GOAL OF THE EXERCISE - Determine the number of lines that have the string "SRMTID" in them, and give only that number.

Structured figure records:
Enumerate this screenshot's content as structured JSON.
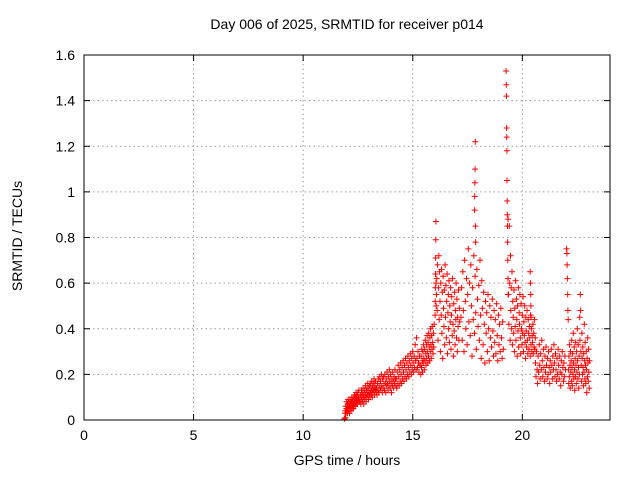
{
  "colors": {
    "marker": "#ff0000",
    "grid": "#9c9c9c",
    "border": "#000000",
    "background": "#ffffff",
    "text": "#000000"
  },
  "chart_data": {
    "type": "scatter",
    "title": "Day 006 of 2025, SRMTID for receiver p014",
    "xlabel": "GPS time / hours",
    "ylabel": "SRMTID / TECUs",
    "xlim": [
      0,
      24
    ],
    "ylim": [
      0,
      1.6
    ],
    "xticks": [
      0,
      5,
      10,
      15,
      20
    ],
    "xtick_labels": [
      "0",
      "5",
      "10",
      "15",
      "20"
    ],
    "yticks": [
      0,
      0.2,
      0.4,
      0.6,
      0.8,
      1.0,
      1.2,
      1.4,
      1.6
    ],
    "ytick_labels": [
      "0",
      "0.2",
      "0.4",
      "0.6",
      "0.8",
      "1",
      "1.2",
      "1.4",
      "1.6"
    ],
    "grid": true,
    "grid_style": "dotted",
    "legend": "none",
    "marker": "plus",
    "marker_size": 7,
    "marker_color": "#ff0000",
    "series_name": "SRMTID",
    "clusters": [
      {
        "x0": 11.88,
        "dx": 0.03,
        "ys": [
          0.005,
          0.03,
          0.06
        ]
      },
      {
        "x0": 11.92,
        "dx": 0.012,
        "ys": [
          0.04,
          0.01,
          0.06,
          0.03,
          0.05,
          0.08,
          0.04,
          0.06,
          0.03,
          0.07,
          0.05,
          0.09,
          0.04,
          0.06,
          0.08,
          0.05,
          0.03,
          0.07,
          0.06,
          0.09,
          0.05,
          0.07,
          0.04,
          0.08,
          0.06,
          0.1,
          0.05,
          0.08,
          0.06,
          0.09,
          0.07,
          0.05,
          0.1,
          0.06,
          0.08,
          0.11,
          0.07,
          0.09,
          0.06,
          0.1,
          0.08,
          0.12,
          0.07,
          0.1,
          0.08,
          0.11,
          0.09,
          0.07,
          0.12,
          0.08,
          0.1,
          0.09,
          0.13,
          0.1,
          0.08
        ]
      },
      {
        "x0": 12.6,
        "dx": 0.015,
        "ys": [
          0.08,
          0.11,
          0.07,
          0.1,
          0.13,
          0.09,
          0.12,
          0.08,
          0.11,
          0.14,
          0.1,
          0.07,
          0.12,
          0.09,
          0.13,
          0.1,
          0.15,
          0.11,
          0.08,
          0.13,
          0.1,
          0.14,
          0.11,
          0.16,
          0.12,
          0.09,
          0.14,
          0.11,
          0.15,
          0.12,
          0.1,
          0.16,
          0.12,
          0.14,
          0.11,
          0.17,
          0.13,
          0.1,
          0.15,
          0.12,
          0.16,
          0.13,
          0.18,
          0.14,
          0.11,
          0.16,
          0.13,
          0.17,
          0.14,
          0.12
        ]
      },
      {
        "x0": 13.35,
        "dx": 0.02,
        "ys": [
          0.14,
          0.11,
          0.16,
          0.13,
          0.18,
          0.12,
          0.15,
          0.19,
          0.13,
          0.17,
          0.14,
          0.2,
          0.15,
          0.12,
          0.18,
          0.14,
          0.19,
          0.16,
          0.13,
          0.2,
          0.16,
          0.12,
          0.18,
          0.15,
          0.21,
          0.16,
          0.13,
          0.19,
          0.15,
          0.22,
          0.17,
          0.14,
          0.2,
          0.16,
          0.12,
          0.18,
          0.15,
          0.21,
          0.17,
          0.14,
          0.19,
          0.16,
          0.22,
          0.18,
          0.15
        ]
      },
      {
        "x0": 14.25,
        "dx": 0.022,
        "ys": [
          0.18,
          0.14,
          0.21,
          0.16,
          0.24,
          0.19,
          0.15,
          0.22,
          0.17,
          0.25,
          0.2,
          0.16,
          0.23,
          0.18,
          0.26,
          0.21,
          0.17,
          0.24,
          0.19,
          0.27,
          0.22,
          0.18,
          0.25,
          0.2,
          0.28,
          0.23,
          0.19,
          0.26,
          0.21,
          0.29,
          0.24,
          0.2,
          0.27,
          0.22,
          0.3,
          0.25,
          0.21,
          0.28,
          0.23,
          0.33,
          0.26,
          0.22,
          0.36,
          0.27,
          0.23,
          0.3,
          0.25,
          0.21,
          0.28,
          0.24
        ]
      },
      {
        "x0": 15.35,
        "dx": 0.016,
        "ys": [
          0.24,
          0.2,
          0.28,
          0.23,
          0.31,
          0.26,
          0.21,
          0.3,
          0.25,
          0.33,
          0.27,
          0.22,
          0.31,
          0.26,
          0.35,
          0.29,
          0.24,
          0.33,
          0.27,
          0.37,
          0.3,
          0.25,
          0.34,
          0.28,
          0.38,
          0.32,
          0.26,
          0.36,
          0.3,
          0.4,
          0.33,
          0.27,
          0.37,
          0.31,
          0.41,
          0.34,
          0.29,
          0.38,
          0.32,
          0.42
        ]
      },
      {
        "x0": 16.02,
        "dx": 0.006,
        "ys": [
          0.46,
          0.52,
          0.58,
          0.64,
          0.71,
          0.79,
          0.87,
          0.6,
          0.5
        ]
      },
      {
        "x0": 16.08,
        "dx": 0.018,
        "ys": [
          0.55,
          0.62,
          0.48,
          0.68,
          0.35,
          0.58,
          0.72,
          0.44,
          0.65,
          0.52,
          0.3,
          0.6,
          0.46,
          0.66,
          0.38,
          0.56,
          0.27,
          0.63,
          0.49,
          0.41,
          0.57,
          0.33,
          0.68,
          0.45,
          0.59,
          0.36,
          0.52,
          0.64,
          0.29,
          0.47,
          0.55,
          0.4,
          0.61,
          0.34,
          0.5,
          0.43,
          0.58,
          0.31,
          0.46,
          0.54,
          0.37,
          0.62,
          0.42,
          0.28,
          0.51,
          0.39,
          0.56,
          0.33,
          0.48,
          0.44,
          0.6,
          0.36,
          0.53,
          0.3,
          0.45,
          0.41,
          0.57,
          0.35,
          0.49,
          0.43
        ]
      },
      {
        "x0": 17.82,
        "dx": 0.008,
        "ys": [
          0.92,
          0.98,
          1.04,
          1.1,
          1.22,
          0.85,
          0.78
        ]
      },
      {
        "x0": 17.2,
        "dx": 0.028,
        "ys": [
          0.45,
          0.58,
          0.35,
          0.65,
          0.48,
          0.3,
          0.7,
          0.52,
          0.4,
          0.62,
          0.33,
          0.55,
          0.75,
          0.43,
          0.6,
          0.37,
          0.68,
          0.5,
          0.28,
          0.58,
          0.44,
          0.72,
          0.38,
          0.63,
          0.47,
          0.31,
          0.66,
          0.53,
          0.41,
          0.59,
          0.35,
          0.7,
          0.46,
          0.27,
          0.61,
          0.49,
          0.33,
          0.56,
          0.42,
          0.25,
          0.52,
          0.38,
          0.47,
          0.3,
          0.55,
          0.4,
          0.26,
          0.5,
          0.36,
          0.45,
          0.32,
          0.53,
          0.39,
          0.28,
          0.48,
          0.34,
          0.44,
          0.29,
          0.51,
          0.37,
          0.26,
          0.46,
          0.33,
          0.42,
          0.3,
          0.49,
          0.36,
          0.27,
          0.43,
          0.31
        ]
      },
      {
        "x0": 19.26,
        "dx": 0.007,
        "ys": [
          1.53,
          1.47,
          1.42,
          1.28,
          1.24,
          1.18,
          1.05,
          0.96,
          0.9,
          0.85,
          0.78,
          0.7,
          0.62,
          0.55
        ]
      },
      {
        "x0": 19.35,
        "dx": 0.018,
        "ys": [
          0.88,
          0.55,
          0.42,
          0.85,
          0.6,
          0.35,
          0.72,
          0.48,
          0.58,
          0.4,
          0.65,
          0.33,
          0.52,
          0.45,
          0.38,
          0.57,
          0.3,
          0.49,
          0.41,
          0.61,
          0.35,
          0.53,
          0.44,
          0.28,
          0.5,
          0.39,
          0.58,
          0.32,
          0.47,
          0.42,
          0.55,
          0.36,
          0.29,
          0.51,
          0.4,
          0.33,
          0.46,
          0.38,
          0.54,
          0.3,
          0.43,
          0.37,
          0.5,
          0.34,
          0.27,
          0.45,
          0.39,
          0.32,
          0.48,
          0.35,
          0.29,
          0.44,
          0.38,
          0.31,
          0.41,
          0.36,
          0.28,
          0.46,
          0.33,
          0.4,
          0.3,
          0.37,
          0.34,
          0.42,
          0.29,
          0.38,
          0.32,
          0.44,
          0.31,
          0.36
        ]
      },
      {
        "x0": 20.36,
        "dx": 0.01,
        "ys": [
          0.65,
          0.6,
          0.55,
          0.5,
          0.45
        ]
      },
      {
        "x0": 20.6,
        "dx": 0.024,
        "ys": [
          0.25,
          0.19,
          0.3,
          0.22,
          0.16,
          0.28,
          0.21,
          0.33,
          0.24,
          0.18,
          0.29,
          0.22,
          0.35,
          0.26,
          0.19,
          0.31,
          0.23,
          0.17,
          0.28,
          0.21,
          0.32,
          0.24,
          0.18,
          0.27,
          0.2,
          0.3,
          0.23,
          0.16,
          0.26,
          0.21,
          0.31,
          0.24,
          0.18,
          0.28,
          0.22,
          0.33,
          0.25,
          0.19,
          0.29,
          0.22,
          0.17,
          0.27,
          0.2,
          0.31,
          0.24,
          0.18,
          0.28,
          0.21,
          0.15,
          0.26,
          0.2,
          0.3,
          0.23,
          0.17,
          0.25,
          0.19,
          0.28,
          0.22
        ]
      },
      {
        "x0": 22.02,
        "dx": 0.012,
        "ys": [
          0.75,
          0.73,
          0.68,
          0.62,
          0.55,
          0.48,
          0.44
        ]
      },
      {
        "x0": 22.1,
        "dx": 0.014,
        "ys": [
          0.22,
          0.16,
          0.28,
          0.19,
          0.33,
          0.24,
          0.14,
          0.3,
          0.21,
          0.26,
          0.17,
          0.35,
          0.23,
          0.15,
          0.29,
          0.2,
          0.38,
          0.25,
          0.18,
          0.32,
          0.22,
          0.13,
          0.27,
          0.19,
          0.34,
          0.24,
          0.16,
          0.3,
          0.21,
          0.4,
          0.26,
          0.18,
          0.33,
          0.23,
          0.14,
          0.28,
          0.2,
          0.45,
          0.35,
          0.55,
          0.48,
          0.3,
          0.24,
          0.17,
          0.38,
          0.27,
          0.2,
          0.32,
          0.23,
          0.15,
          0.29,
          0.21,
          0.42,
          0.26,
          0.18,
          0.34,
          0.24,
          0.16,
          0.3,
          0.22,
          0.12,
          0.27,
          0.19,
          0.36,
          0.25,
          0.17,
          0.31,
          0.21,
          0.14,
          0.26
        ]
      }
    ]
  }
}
--
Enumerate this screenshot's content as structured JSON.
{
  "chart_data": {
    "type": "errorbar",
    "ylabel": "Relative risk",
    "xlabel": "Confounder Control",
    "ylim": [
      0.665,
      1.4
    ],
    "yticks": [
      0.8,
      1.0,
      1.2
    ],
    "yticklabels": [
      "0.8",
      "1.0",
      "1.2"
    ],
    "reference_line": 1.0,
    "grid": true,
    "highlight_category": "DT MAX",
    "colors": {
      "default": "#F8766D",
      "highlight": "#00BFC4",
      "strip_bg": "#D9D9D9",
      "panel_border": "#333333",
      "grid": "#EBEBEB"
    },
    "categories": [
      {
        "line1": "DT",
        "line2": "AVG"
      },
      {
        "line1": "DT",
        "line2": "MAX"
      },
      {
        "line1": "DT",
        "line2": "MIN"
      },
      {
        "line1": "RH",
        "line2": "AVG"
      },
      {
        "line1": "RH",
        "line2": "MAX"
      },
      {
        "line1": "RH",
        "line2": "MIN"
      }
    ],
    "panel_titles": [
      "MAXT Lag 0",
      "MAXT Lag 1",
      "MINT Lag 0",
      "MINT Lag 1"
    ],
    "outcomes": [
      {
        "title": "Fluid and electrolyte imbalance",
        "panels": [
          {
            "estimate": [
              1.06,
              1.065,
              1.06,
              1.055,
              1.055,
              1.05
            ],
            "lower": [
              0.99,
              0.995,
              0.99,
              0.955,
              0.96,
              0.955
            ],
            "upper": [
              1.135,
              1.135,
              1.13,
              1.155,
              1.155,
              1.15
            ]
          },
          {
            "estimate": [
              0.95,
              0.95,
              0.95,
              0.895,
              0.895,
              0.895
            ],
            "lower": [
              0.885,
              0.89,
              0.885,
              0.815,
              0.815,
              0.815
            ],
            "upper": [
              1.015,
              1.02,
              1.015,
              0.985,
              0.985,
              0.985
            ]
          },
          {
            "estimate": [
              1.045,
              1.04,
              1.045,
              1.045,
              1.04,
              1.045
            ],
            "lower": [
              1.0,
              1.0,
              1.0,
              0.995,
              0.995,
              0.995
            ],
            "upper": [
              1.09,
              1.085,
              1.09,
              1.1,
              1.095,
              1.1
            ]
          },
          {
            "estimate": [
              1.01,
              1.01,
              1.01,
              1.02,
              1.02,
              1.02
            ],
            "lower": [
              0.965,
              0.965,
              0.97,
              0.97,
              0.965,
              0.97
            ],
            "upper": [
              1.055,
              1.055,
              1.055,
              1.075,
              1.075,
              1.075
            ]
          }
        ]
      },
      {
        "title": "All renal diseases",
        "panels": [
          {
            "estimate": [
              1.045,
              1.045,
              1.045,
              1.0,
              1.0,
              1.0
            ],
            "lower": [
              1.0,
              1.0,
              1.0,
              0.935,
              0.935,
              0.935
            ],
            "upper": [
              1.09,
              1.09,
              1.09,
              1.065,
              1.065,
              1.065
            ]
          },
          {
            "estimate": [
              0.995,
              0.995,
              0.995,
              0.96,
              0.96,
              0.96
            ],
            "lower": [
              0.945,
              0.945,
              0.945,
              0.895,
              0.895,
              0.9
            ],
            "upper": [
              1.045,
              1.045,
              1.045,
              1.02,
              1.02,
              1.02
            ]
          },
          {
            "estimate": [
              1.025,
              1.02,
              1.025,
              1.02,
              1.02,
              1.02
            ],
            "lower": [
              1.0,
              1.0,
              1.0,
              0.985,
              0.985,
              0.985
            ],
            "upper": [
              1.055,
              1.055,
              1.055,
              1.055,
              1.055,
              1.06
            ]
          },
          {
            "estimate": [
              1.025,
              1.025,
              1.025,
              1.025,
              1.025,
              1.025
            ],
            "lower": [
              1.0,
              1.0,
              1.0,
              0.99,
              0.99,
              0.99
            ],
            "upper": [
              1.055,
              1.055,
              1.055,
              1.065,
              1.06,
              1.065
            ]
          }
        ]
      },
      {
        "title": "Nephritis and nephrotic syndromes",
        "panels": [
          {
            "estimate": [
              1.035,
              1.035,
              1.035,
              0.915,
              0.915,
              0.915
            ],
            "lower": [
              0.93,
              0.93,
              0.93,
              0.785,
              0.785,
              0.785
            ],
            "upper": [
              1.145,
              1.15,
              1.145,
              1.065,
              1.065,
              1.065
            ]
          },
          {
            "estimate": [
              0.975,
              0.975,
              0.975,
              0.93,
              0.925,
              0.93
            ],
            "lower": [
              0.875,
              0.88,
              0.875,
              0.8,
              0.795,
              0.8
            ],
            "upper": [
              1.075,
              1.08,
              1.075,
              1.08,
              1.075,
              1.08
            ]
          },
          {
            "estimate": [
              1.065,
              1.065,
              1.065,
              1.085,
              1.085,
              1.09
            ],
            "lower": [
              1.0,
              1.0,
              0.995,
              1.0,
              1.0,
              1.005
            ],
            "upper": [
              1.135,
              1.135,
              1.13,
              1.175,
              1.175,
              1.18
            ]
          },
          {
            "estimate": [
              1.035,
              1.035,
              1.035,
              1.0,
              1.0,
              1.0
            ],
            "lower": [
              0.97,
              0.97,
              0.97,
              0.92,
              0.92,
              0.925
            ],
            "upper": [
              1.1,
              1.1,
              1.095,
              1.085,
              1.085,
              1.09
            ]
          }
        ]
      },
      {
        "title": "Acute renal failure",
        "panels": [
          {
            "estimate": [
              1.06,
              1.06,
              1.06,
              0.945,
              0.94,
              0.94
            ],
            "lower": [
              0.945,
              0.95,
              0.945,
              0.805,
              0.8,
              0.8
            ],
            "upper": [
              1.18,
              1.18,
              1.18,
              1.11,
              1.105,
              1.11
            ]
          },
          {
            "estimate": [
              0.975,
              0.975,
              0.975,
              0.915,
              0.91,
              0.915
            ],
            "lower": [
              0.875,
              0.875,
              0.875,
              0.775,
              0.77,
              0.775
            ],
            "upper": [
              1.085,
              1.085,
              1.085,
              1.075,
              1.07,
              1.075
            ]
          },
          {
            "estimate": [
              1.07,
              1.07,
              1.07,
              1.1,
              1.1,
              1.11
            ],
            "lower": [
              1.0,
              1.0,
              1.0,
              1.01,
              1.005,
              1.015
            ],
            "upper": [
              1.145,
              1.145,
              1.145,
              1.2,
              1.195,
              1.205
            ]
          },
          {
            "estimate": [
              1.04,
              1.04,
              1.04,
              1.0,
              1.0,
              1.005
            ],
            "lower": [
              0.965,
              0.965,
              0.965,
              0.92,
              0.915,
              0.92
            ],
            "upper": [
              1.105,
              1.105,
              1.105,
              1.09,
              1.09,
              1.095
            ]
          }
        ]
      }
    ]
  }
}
==
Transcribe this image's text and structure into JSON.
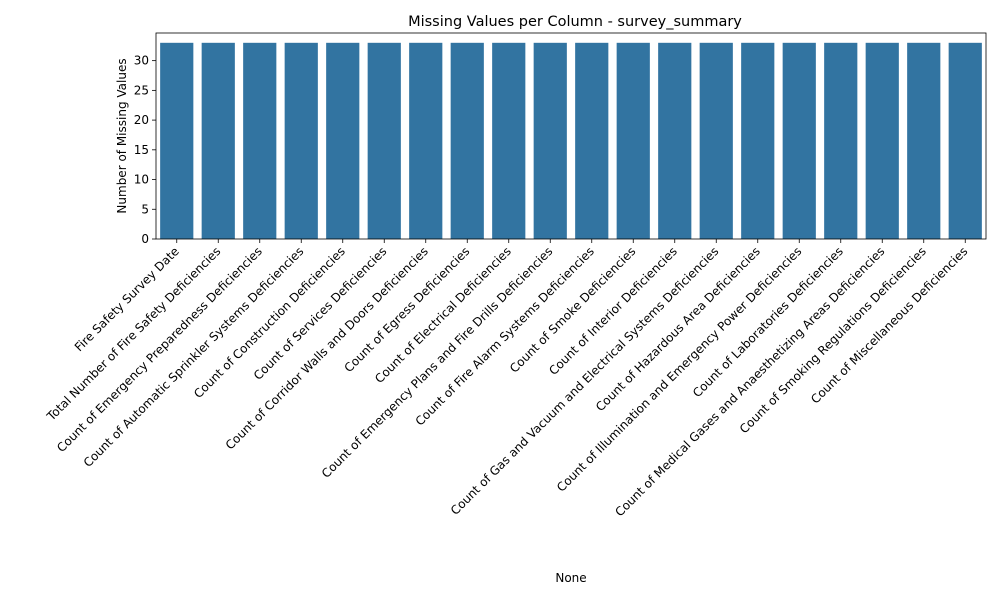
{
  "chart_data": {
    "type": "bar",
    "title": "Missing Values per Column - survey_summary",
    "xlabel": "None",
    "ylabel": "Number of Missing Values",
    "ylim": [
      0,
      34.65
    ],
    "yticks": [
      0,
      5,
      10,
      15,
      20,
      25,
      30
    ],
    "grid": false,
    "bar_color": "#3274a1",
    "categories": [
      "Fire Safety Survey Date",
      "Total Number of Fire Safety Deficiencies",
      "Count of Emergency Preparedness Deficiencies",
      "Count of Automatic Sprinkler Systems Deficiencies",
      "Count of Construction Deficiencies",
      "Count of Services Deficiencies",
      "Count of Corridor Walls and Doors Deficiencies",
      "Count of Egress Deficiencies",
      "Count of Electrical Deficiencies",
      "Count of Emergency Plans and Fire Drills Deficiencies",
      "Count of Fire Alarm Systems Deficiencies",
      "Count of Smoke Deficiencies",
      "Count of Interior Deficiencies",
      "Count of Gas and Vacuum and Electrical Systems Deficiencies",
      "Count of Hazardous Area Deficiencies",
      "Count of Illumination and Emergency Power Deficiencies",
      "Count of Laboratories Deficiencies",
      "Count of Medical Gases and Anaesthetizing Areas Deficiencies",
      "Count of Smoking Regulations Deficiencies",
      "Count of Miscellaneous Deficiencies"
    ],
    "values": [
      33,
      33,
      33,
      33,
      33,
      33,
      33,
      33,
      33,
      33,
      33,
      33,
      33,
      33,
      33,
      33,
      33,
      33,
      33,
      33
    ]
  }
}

WRITTEN ANSWER - 3